§ Work instructions: Show each line from the listing that includes the word "text".

§ Recorded data:
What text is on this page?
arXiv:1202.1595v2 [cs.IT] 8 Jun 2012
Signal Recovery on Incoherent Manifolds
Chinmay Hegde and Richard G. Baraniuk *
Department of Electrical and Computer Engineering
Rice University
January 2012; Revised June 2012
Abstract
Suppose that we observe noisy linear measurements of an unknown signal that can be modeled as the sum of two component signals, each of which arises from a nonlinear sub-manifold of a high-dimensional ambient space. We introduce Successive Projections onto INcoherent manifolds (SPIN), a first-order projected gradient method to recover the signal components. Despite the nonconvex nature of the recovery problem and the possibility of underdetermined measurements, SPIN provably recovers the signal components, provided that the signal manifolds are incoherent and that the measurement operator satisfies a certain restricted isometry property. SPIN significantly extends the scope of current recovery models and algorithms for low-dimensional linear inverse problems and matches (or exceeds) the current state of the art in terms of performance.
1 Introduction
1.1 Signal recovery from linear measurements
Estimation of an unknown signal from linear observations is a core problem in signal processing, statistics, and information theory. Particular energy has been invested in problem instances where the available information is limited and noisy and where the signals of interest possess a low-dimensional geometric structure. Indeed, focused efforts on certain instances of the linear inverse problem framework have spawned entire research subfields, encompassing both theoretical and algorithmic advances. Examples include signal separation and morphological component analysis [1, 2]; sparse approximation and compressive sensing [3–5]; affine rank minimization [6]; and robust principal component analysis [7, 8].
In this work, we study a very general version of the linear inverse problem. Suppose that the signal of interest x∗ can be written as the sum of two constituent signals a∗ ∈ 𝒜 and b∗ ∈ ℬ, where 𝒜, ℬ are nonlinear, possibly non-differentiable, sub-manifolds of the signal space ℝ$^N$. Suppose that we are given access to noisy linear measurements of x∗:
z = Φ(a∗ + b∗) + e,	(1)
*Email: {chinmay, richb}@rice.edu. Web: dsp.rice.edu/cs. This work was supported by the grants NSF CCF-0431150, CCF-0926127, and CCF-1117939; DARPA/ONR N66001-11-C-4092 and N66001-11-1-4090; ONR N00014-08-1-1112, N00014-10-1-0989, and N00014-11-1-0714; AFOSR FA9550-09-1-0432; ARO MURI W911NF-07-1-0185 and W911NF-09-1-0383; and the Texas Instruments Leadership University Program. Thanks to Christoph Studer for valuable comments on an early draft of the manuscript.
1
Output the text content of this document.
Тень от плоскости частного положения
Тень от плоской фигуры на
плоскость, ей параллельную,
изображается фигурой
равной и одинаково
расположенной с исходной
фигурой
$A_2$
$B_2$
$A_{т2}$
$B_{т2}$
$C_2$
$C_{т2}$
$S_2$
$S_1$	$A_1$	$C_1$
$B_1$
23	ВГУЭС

§ Exercise response:
What text is on this page?
Output the text content of this document.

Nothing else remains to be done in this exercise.